- The task
Write out the listing beneath this instruction in its entirety, exactly as it reads.

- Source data
_ _ _ _ _

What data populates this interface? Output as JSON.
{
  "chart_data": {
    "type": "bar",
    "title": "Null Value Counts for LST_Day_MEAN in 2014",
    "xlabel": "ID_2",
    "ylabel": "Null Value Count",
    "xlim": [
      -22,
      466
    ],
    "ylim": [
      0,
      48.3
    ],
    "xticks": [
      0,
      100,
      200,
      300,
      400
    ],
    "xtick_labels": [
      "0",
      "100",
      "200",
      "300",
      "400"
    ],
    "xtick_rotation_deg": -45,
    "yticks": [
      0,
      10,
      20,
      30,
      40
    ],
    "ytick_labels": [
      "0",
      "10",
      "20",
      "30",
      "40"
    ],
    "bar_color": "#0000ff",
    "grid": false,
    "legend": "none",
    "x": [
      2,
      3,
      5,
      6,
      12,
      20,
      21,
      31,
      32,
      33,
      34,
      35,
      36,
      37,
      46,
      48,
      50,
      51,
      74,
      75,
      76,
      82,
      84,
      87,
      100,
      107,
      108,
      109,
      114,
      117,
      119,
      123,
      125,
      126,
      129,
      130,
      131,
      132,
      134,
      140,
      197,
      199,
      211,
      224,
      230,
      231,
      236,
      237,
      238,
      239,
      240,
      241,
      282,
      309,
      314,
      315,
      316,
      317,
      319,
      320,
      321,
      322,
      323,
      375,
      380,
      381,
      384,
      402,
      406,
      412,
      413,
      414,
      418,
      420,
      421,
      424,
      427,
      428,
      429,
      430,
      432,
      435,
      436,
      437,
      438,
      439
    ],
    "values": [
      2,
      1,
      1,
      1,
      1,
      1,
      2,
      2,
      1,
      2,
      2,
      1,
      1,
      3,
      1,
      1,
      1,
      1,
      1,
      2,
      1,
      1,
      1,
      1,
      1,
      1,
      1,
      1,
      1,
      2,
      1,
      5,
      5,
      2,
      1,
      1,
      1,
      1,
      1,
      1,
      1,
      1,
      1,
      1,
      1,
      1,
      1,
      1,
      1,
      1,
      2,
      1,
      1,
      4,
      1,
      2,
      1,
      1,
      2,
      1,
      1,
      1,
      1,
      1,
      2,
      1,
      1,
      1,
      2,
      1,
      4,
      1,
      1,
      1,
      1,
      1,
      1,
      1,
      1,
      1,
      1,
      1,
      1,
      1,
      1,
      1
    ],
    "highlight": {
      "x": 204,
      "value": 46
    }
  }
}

_ _ _ _ _

- Answer to the exercise
What data populates this interface? Output as JSON.
{
  "chart_data": {
    "type": "bar",
    "title": "Null Value Counts for LST_Day_MEAN in 2014",
    "xlabel": "ID_2",
    "ylabel": "Null Value Count",
    "xlim": [
      -22,
      466
    ],
    "ylim": [
      0,
      48.3
    ],
    "xticks": [
      0,
      100,
      200,
      300,
      400
    ],
    "xtick_labels": [
      "0",
      "100",
      "200",
      "300",
      "400"
    ],
    "xtick_rotation_deg": -45,
    "yticks": [
      0,
      10,
      20,
      30,
      40
    ],
    "ytick_labels": [
      "0",
      "10",
      "20",
      "30",
      "40"
    ],
    "bar_color": "#0000ff",
    "grid": false,
    "legend": "none",
    "x": [
      2,
      3,
      5,
      6,
      12,
      20,
      21,
      31,
      32,
      33,
      34,
      35,
      36,
      37,
      46,
      48,
      50,
      51,
      74,
      75,
      76,
      82,
      84,
      87,
      100,
      107,
      108,
      109,
      114,
      117,
      119,
      123,
      125,
      126,
      129,
      130,
      131,
      132,
      134,
      140,
      197,
      199,
      211,
      224,
      230,
      231,
      236,
      237,
      238,
      239,
      240,
      241,
      282,
      309,
      314,
      315,
      316,
      317,
      319,
      320,
      321,
      322,
      323,
      375,
      380,
      381,
      384,
      402,
      406,
      412,
      413,
      414,
      418,
      420,
      421,
      424,
      427,
      428,
      429,
      430,
      432,
      435,
      436,
      437,
      438,
      439
    ],
    "values": [
      2,
      1,
      1,
      1,
      1,
      1,
      2,
      2,
      1,
      2,
      2,
      1,
      1,
      3,
      1,
      1,
      1,
      1,
      1,
      2,
      1,
      1,
      1,
      1,
      1,
      1,
      1,
      1,
      1,
      2,
      1,
      5,
      5,
      2,
      1,
      1,
      1,
      1,
      1,
      1,
      1,
      1,
      1,
      1,
      1,
      1,
      1,
      1,
      1,
      1,
      2,
      1,
      1,
      4,
      1,
      2,
      1,
      1,
      2,
      1,
      1,
      1,
      1,
      1,
      2,
      1,
      1,
      1,
      2,
      1,
      4,
      1,
      1,
      1,
      1,
      1,
      1,
      1,
      1,
      1,
      1,
      1,
      1,
      1,
      1,
      1
    ],
    "highlight": {
      "x": 204,
      "value": 46
    }
  }
}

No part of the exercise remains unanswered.